* [TO BE DONE]
How many lines of the records hold the string "Analysis"? Reply with the number alone.

** BEGIN DATASET EXTRACT **

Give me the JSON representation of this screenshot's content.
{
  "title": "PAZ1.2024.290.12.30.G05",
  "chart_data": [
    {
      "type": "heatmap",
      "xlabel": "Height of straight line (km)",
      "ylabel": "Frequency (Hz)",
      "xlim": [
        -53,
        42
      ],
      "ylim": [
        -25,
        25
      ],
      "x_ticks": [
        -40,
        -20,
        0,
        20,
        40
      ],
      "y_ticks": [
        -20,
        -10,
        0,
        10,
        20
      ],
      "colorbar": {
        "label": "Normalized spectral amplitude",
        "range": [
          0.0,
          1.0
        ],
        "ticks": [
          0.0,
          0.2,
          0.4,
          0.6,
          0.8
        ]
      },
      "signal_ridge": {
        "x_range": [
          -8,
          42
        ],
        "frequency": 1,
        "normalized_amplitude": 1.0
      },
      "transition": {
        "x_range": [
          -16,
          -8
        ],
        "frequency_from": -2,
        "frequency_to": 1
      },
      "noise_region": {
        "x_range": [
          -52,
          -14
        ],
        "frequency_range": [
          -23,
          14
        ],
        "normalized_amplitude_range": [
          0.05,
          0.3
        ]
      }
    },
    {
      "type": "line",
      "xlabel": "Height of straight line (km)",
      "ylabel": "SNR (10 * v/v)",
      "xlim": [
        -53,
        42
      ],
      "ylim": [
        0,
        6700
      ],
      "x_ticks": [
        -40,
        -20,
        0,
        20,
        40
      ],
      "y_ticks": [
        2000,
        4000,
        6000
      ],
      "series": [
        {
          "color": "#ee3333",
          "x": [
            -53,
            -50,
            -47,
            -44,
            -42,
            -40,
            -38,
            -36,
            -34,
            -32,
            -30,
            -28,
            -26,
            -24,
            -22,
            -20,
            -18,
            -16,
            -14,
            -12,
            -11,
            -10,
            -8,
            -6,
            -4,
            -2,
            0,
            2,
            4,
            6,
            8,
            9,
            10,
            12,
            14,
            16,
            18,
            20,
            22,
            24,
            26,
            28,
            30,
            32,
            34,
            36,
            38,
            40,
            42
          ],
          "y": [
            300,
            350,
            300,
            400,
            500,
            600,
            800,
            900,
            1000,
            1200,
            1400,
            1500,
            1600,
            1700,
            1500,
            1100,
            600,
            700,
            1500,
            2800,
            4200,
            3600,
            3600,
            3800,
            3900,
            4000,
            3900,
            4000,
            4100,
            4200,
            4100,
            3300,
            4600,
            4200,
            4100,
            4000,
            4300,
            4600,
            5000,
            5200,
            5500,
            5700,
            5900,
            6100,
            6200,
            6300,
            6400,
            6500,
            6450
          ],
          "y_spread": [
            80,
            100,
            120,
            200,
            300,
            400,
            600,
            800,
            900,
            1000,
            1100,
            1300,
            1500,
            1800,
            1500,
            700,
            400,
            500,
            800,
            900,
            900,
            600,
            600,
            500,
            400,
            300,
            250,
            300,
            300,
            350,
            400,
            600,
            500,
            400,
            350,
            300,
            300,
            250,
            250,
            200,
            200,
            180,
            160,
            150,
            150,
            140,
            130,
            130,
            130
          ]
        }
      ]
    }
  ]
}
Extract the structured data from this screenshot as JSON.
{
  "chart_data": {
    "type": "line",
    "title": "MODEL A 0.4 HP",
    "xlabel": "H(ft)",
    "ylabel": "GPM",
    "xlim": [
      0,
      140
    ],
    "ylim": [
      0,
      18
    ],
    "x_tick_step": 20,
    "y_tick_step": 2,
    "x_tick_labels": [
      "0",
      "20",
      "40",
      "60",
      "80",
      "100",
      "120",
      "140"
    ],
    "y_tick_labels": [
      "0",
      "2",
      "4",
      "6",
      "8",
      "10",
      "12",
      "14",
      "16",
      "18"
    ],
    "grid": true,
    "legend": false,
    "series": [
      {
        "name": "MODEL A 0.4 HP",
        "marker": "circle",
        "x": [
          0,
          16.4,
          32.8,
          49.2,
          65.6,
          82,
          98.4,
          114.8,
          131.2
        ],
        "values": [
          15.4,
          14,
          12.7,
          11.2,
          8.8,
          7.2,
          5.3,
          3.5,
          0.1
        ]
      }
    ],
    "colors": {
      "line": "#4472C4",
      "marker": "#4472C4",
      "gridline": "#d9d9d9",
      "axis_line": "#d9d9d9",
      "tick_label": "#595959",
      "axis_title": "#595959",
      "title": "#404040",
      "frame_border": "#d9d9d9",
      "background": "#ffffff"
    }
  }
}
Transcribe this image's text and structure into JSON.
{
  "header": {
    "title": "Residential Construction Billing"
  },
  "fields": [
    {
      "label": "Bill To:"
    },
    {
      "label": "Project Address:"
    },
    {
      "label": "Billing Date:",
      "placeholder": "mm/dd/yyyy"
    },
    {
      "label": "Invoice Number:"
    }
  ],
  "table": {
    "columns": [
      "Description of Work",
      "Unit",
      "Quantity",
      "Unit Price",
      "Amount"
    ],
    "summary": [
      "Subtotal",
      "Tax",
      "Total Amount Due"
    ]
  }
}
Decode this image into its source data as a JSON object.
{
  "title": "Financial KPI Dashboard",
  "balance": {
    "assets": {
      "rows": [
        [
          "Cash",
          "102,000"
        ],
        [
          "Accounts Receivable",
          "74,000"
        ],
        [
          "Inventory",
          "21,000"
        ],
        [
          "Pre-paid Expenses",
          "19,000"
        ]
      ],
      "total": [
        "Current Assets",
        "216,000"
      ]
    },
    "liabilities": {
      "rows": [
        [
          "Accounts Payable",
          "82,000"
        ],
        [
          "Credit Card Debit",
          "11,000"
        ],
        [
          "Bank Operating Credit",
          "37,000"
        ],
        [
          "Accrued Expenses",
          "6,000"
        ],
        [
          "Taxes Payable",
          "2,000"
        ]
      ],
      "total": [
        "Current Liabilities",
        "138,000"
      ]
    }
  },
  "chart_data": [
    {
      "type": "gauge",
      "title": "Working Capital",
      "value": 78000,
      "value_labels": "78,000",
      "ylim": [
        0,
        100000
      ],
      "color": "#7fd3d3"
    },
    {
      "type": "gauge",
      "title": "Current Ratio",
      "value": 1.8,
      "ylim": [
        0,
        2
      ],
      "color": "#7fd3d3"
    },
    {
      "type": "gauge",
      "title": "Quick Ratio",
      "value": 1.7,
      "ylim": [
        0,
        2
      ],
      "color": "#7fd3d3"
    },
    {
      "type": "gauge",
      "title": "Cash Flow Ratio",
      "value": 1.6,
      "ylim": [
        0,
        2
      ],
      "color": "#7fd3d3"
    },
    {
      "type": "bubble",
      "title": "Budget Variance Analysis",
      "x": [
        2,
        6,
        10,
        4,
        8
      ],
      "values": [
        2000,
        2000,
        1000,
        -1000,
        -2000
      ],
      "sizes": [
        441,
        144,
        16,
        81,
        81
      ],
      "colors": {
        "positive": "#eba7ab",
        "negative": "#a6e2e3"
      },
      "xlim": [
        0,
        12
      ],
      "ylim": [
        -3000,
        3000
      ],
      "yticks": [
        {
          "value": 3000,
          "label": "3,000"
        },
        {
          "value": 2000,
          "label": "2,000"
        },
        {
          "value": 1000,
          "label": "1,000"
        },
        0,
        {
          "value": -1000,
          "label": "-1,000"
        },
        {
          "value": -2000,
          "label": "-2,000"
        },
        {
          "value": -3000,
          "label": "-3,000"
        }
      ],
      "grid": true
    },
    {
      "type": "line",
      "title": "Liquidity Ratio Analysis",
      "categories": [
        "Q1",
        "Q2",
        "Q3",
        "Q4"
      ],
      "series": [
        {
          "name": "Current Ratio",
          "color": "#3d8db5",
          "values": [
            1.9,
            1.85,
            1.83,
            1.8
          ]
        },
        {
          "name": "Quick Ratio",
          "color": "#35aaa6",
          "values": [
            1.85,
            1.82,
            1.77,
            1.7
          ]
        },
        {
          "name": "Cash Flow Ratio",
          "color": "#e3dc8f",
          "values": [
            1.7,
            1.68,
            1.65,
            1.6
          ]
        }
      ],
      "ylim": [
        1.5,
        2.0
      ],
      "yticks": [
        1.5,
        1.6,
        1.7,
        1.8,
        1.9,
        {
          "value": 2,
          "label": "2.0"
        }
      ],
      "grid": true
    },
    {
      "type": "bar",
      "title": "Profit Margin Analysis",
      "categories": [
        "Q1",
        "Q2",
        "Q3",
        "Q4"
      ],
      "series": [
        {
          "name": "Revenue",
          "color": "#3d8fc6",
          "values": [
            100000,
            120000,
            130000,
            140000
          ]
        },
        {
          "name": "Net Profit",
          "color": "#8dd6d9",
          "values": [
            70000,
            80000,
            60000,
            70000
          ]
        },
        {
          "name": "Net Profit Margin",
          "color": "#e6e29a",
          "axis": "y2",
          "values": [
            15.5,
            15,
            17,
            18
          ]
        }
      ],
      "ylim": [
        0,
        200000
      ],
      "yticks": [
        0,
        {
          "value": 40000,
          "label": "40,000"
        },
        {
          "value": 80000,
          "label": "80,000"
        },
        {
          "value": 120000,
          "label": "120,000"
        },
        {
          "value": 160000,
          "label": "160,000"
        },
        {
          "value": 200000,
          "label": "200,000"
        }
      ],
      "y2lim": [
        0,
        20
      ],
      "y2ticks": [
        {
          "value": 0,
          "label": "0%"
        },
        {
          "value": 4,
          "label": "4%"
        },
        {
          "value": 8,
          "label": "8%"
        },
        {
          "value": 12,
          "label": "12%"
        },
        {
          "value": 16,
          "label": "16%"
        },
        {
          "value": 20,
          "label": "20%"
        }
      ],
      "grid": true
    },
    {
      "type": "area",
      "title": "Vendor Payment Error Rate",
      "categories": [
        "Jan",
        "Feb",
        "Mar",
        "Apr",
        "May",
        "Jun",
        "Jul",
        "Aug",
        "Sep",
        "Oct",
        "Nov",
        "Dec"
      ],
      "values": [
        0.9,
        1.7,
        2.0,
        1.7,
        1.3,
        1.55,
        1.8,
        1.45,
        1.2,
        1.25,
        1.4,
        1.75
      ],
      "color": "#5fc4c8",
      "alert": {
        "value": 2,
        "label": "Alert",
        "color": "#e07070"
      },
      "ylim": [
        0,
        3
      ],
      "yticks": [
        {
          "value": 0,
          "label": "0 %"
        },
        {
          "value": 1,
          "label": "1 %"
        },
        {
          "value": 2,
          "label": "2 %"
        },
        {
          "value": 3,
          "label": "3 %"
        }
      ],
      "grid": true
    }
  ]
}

** END DATASET EXTRACT **

* [FINAL ANSWER]
3